** Task requirements **
Go through the listing and return every line with "Sofia" in it.

** Provided material **
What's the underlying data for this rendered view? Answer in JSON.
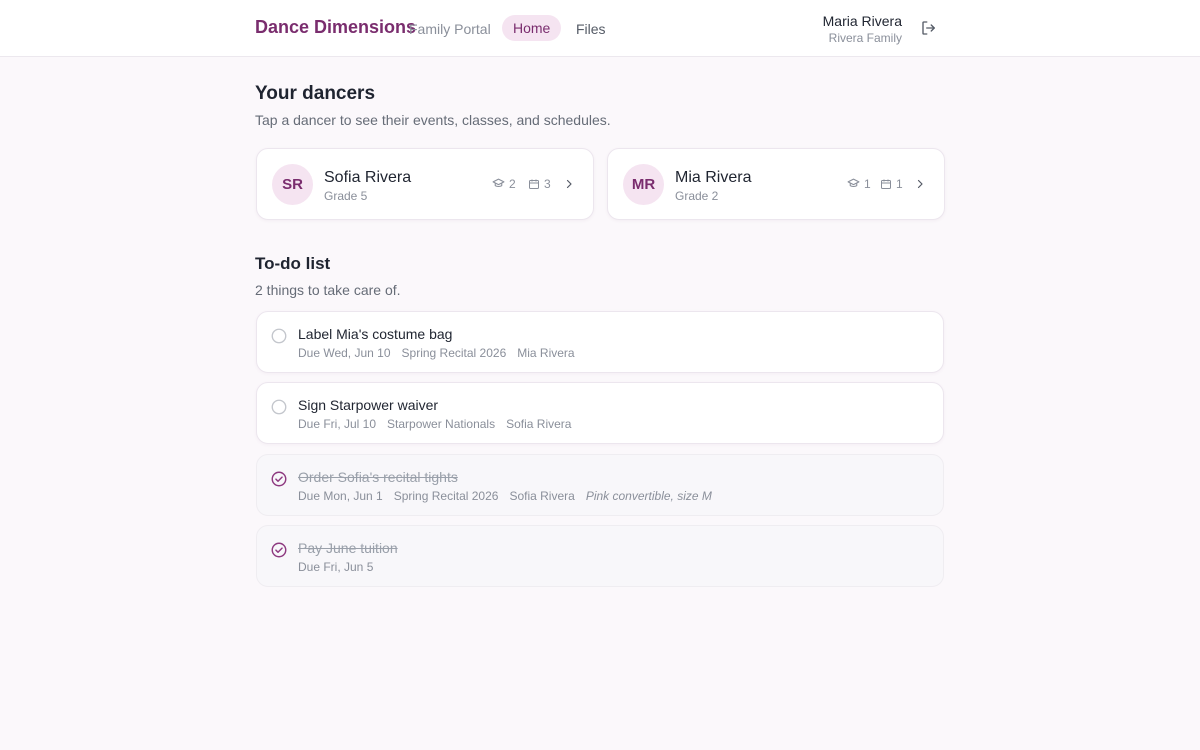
{
  "header": {
    "brand": "Dance Dimensions",
    "portal": "Family Portal",
    "nav": {
      "home": "Home",
      "files": "Files"
    },
    "user_name": "Maria Rivera",
    "user_family": "Rivera Family"
  },
  "dancers_section": {
    "title": "Your dancers",
    "subtitle": "Tap a dancer to see their events, classes, and schedules."
  },
  "dancers": [
    {
      "initials": "SR",
      "name": "Sofia Rivera",
      "grade": "Grade 5",
      "classes": "2",
      "events": "3"
    },
    {
      "initials": "MR",
      "name": "Mia Rivera",
      "grade": "Grade 2",
      "classes": "1",
      "events": "1"
    }
  ],
  "todo_section": {
    "title": "To-do list",
    "subtitle": "2 things to take care of."
  },
  "todos": [
    {
      "title": "Label Mia's costume bag",
      "due": "Due Wed, Jun 10",
      "event": "Spring Recital 2026",
      "dancer": "Mia Rivera",
      "note": "",
      "done": false
    },
    {
      "title": "Sign Starpower waiver",
      "due": "Due Fri, Jul 10",
      "event": "Starpower Nationals",
      "dancer": "Sofia Rivera",
      "note": "",
      "done": false
    },
    {
      "title": "Order Sofia's recital tights",
      "due": "Due Mon, Jun 1",
      "event": "Spring Recital 2026",
      "dancer": "Sofia Rivera",
      "note": "Pink convertible, size M",
      "done": true
    },
    {
      "title": "Pay June tuition",
      "due": "Due Fri, Jun 5",
      "event": "",
      "dancer": "",
      "note": "",
      "done": true
    }
  ],
  "colors": {
    "accent": "#7a2d6e",
    "accent_soft": "#f5e4f1"
  }
}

** Solution for this exercise **
      "name": "Sofia Rivera",
      "dancer": "Sofia Rivera",
      "title": "Order Sofia's recital tights",
      "dancer": "Sofia Rivera",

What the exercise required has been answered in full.